── Entries supplied
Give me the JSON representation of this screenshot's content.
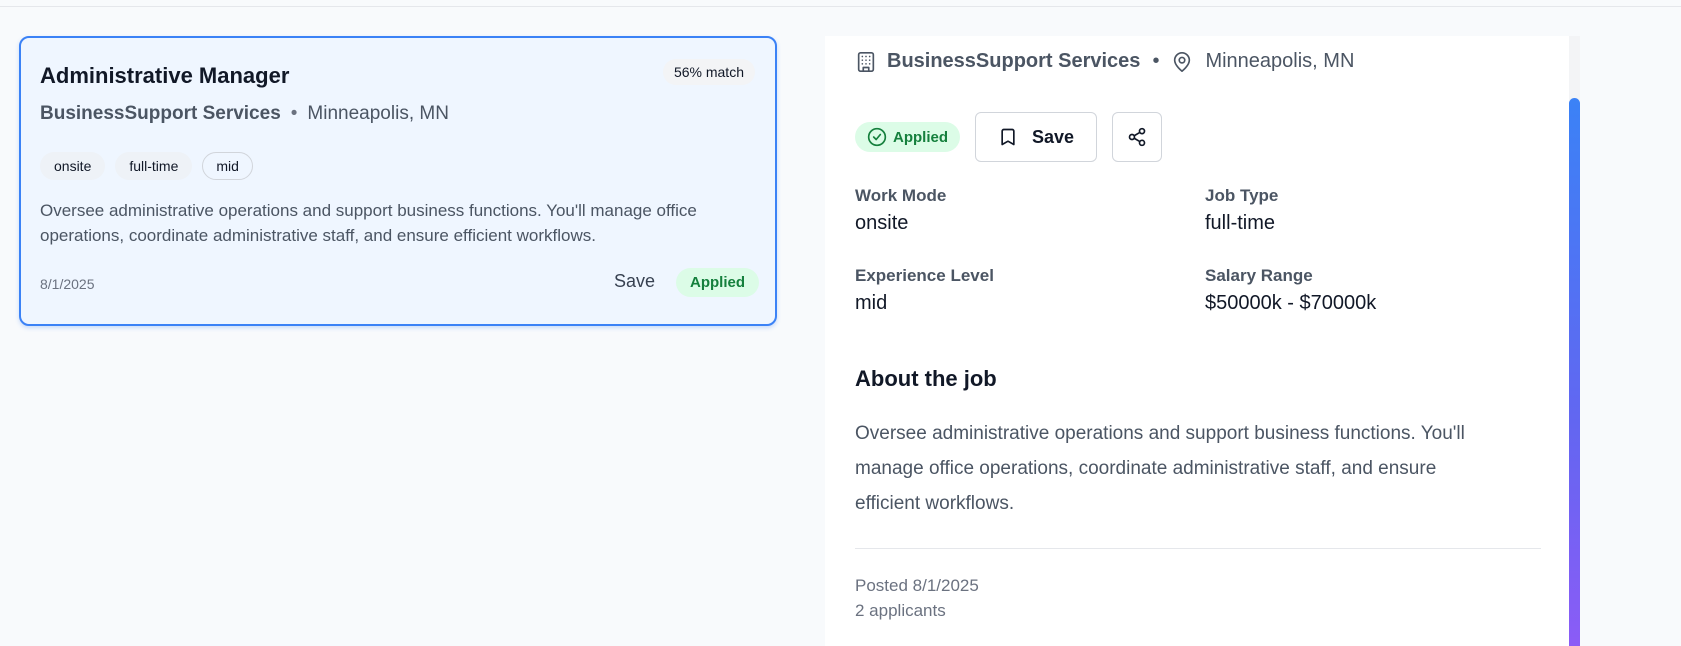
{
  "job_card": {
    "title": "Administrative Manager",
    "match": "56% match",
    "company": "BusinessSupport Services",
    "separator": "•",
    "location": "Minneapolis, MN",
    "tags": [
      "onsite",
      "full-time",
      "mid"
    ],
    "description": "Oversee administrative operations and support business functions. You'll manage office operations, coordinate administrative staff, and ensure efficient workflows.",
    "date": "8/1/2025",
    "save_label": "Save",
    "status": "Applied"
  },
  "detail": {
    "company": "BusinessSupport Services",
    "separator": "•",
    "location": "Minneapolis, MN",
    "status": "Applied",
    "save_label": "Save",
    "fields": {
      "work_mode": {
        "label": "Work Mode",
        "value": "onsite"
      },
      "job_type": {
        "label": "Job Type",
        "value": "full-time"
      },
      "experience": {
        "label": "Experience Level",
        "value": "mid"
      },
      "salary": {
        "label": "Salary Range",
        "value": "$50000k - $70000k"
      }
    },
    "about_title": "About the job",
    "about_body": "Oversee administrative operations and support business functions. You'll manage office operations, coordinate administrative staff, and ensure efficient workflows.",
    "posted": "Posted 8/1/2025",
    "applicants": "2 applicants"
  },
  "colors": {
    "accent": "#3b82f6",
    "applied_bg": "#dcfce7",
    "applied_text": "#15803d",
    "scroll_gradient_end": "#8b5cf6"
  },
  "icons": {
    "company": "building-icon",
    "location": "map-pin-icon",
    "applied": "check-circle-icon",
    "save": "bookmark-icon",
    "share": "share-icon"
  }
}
────
Exercise details: Search the data for "office". Copy every line that has it.

Response to the exercise:
    "description": "Oversee administrative operations and support business functions. You'll manage office operations, coordinate administrative staff, and ensure efficient workflows.",
    "about_body": "Oversee administrative operations and support business functions. You'll manage office operations, coordinate administrative staff, and ensure efficient workflows.",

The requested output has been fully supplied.